[Saved data entries]
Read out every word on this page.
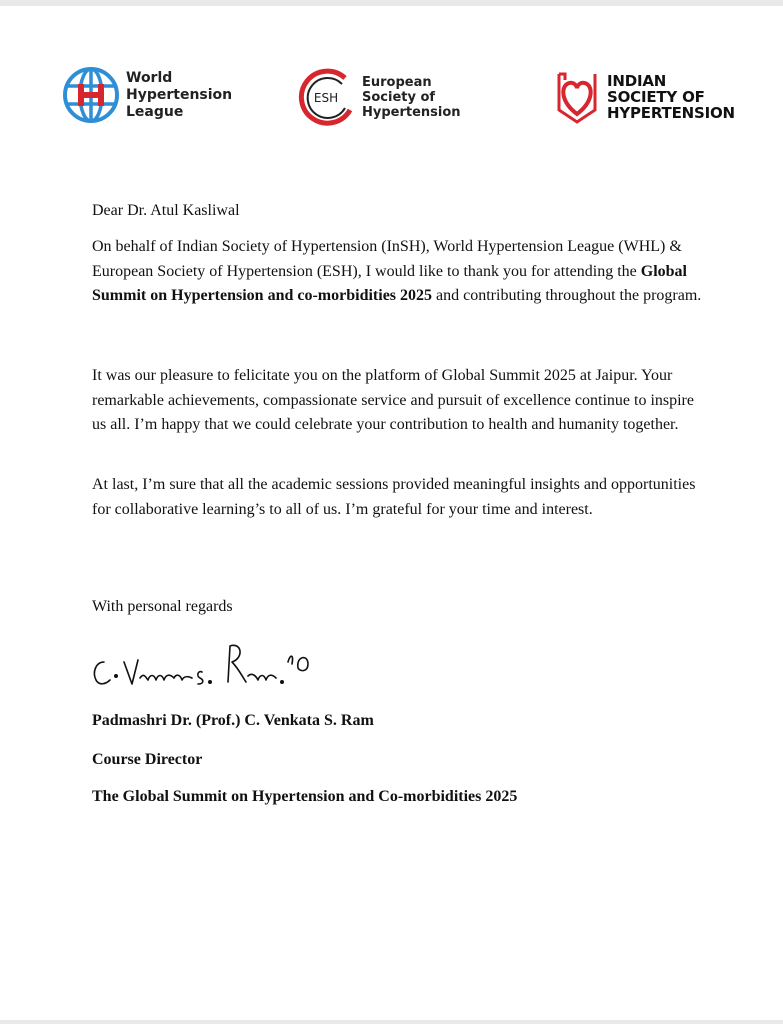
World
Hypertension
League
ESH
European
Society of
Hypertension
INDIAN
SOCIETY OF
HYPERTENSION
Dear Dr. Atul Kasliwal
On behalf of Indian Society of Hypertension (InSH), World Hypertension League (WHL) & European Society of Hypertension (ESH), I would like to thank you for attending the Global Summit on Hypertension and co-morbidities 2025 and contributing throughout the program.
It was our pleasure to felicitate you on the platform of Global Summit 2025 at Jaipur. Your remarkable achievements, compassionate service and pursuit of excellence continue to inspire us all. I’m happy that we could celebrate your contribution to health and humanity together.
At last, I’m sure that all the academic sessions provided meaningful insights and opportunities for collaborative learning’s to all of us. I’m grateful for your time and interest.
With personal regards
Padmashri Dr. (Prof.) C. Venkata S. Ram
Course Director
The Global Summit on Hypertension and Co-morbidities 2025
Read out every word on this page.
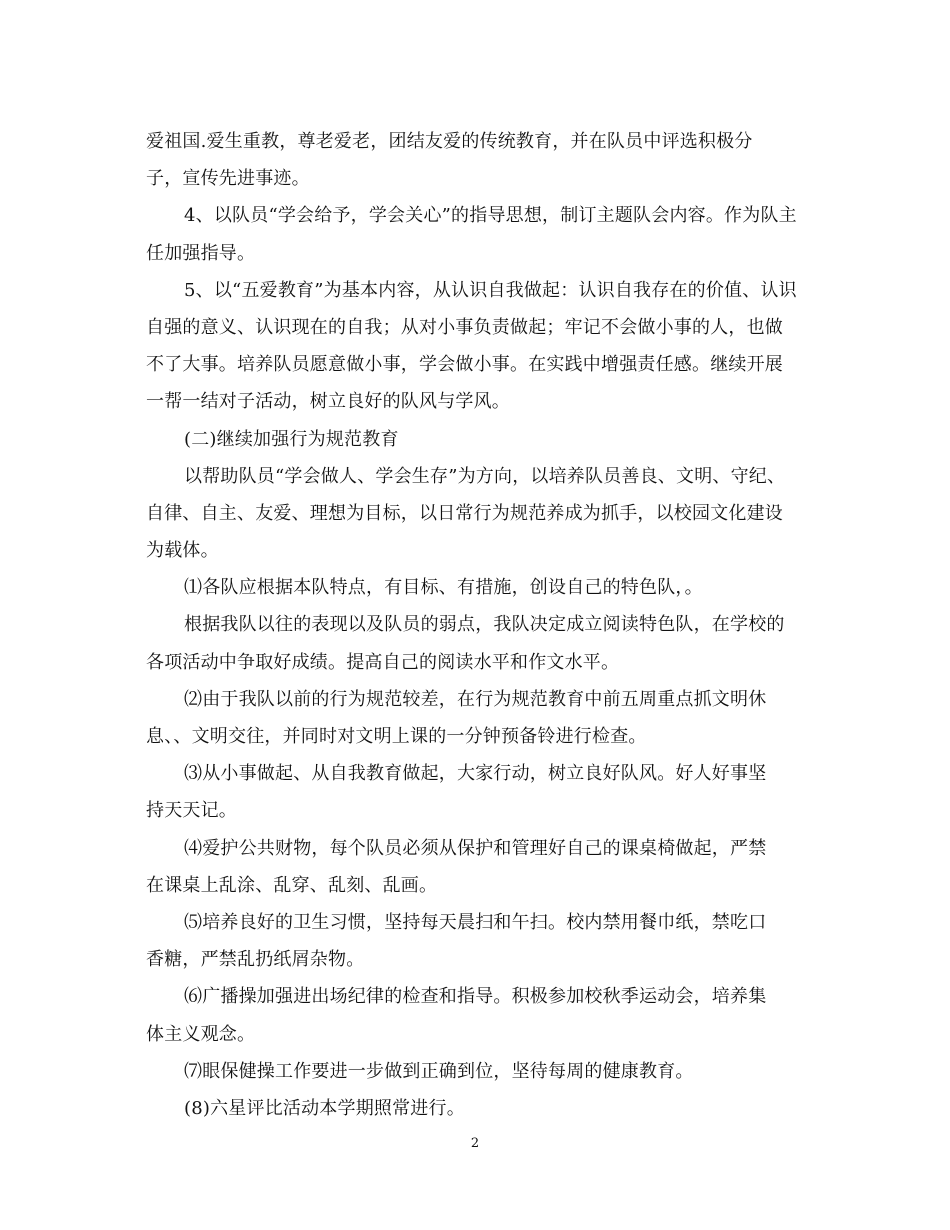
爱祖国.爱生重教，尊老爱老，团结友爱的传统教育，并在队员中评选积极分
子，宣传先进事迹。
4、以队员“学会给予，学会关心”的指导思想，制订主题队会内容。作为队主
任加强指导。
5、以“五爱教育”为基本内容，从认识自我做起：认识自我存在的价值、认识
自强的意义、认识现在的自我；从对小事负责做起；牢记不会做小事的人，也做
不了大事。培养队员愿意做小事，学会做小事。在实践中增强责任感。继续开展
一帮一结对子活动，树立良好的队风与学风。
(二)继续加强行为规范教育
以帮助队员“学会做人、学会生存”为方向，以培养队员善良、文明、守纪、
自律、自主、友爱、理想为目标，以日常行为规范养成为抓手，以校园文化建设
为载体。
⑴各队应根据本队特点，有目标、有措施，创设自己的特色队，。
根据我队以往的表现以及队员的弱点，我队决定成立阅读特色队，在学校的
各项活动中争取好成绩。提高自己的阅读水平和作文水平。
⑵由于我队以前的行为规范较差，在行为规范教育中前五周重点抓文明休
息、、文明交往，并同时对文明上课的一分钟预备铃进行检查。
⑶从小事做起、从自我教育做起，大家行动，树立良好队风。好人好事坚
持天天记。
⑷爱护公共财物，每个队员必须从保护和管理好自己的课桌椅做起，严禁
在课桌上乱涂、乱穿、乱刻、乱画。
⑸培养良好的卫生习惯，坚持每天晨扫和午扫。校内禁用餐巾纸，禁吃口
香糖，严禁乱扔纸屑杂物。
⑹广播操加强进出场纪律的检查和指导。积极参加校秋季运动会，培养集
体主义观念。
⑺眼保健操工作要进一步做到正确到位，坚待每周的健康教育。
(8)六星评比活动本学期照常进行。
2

What the exercise asks:
Copy each line above that contains the string "League".

Task solution:
League
On behalf of Indian Society of Hypertension (InSH), World Hypertension League (WHL) & European Society of Hypertension (ESH), I would like to thank you for attending the Global Summit on Hypertension and co-morbidities 2025 and contributing throughout the program.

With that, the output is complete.